• **To do**
Repeat the material verbatim. Images are excluded from the copy.

^^^^^^^^^^^^^^^^

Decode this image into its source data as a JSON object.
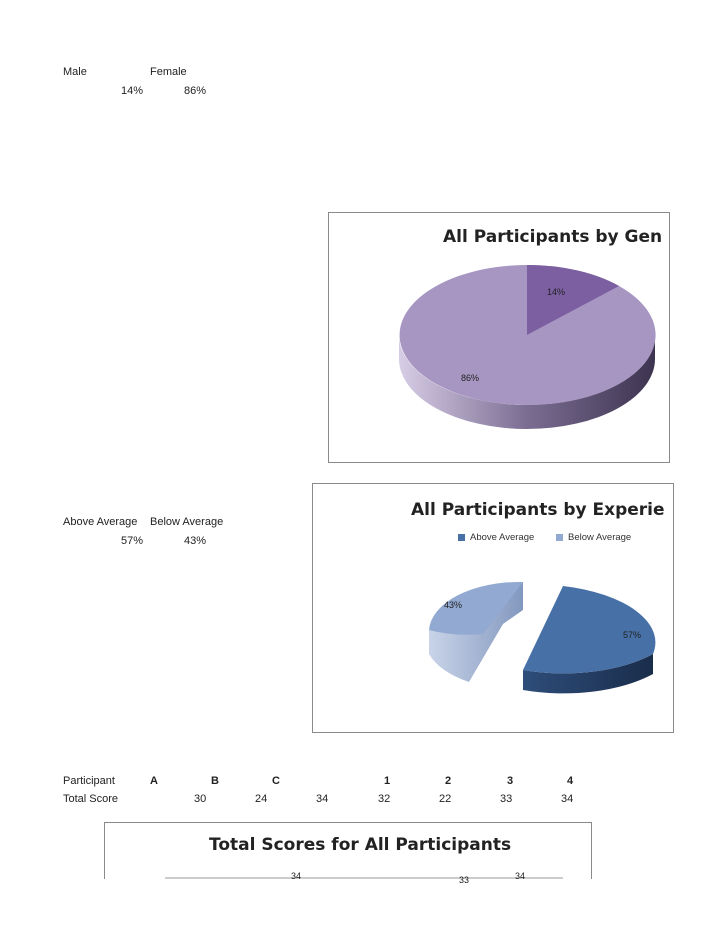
{
  "gender_table": {
    "headers": [
      "Male",
      "Female"
    ],
    "values": [
      "14%",
      "86%"
    ]
  },
  "experience_table": {
    "headers": [
      "Above Average",
      "Below Average"
    ],
    "values": [
      "57%",
      "43%"
    ]
  },
  "scores_table": {
    "row1_label": "Participant",
    "participants": [
      "A",
      "B",
      "C",
      "1",
      "2",
      "3",
      "4"
    ],
    "row2_label": "Total Score",
    "scores": [
      "30",
      "24",
      "34",
      "32",
      "22",
      "33",
      "34"
    ]
  },
  "chart_data": [
    {
      "type": "pie",
      "title": "All Participants by Gen",
      "categories": [
        "Male",
        "Female"
      ],
      "values": [
        14,
        86
      ],
      "labels": [
        "14%",
        "86%"
      ],
      "colors": [
        "#7b5fa0",
        "#a796c2"
      ]
    },
    {
      "type": "pie",
      "title": "All Participants by Experie",
      "categories": [
        "Above Average",
        "Below Average"
      ],
      "values": [
        57,
        43
      ],
      "labels": [
        "57%",
        "43%"
      ],
      "legend": [
        "Above Average",
        "Below Average"
      ],
      "legend_position": "top",
      "colors": [
        "#4670a6",
        "#92aad2"
      ]
    },
    {
      "type": "bar",
      "title": "Total Scores for All Participants",
      "visible_labels": [
        "34",
        "33",
        "34"
      ]
    }
  ]
}
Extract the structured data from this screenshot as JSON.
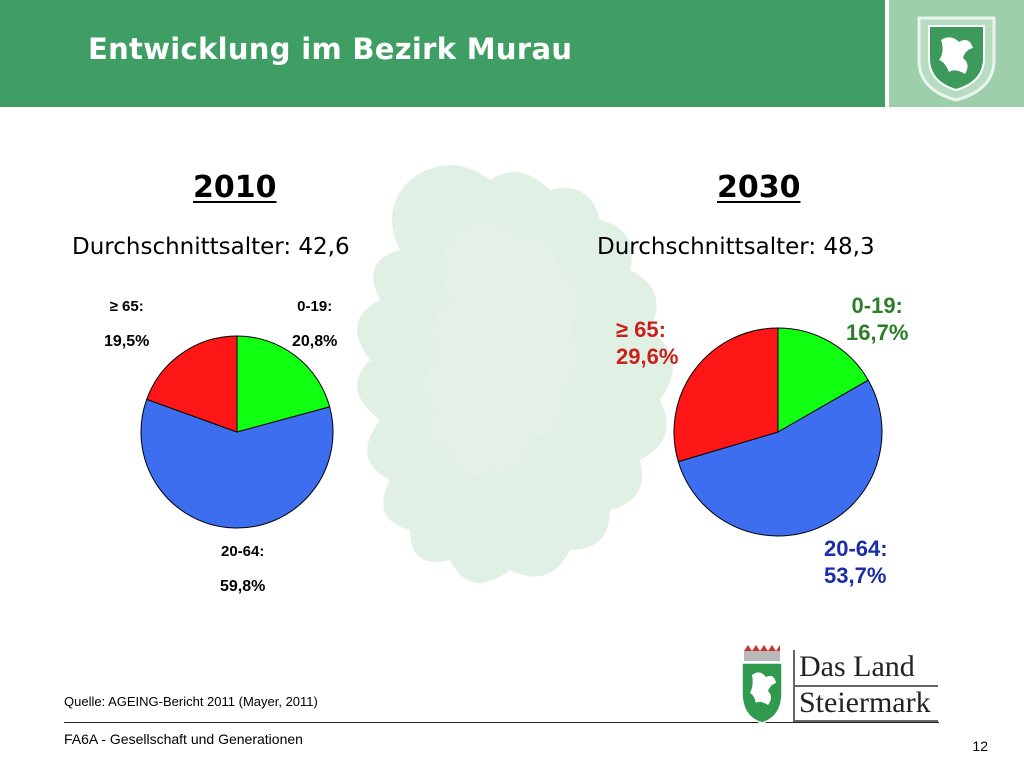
{
  "header": {
    "title": "Entwicklung im Bezirk Murau"
  },
  "colors": {
    "header_bg": "#3e9e64",
    "green": "#11ff11",
    "blue": "#3d6ef0",
    "red": "#ff1616",
    "label_green": "#2c7e2a",
    "label_red": "#c8201a",
    "label_blue": "#1a2ea8"
  },
  "chart_data": [
    {
      "type": "pie",
      "title": "2010",
      "subtitle": "Durchschnittsalter: 42,6",
      "slices": [
        {
          "group": "0-19:",
          "value": 20.8,
          "label": "20,8%",
          "color": "#11ff11"
        },
        {
          "group": "20-64:",
          "value": 59.8,
          "label": "59,8%",
          "color": "#3d6ef0"
        },
        {
          "group": "≥ 65:",
          "value": 19.5,
          "label": "19,5%",
          "color": "#ff1616"
        }
      ]
    },
    {
      "type": "pie",
      "title": "2030",
      "subtitle": "Durchschnittsalter: 48,3",
      "slices": [
        {
          "group": "0-19:",
          "value": 16.7,
          "label": "16,7%",
          "color": "#11ff11"
        },
        {
          "group": "20-64:",
          "value": 53.7,
          "label": "53,7%",
          "color": "#3d6ef0"
        },
        {
          "group": "≥ 65:",
          "value": 29.6,
          "label": "29,6%",
          "color": "#ff1616"
        }
      ]
    }
  ],
  "footer": {
    "source": "Quelle: AGEING-Bericht 2011 (Mayer, 2011)",
    "department": "FA6A - Gesellschaft und Generationen",
    "page": "12"
  },
  "logo": {
    "line1": "Das Land",
    "line2": "Steiermark",
    "icon": "styrian-panther-coat-of-arms-icon"
  }
}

^^^^^^^^^^^^^^^^

• **Answer for this exercise**
Decode this image into its source data as a JSON object.
{
  "gender_table": {
    "headers": [
      "Male",
      "Female"
    ],
    "values": [
      "14%",
      "86%"
    ]
  },
  "experience_table": {
    "headers": [
      "Above Average",
      "Below Average"
    ],
    "values": [
      "57%",
      "43%"
    ]
  },
  "scores_table": {
    "row1_label": "Participant",
    "participants": [
      "A",
      "B",
      "C",
      "1",
      "2",
      "3",
      "4"
    ],
    "row2_label": "Total Score",
    "scores": [
      "30",
      "24",
      "34",
      "32",
      "22",
      "33",
      "34"
    ]
  },
  "chart_data": [
    {
      "type": "pie",
      "title": "All Participants by Gen",
      "categories": [
        "Male",
        "Female"
      ],
      "values": [
        14,
        86
      ],
      "labels": [
        "14%",
        "86%"
      ],
      "colors": [
        "#7b5fa0",
        "#a796c2"
      ]
    },
    {
      "type": "pie",
      "title": "All Participants by Experie",
      "categories": [
        "Above Average",
        "Below Average"
      ],
      "values": [
        57,
        43
      ],
      "labels": [
        "57%",
        "43%"
      ],
      "legend": [
        "Above Average",
        "Below Average"
      ],
      "legend_position": "top",
      "colors": [
        "#4670a6",
        "#92aad2"
      ]
    },
    {
      "type": "bar",
      "title": "Total Scores for All Participants",
      "visible_labels": [
        "34",
        "33",
        "34"
      ]
    }
  ]
}
Extract the structured data from this screenshot as JSON.
{
  "header": {
    "title": "Entwicklung im Bezirk Murau"
  },
  "colors": {
    "header_bg": "#3e9e64",
    "green": "#11ff11",
    "blue": "#3d6ef0",
    "red": "#ff1616",
    "label_green": "#2c7e2a",
    "label_red": "#c8201a",
    "label_blue": "#1a2ea8"
  },
  "chart_data": [
    {
      "type": "pie",
      "title": "2010",
      "subtitle": "Durchschnittsalter: 42,6",
      "slices": [
        {
          "group": "0-19:",
          "value": 20.8,
          "label": "20,8%",
          "color": "#11ff11"
        },
        {
          "group": "20-64:",
          "value": 59.8,
          "label": "59,8%",
          "color": "#3d6ef0"
        },
        {
          "group": "≥ 65:",
          "value": 19.5,
          "label": "19,5%",
          "color": "#ff1616"
        }
      ]
    },
    {
      "type": "pie",
      "title": "2030",
      "subtitle": "Durchschnittsalter: 48,3",
      "slices": [
        {
          "group": "0-19:",
          "value": 16.7,
          "label": "16,7%",
          "color": "#11ff11"
        },
        {
          "group": "20-64:",
          "value": 53.7,
          "label": "53,7%",
          "color": "#3d6ef0"
        },
        {
          "group": "≥ 65:",
          "value": 29.6,
          "label": "29,6%",
          "color": "#ff1616"
        }
      ]
    }
  ],
  "footer": {
    "source": "Quelle: AGEING-Bericht 2011 (Mayer, 2011)",
    "department": "FA6A - Gesellschaft und Generationen",
    "page": "12"
  },
  "logo": {
    "line1": "Das Land",
    "line2": "Steiermark",
    "icon": "styrian-panther-coat-of-arms-icon"
  }
}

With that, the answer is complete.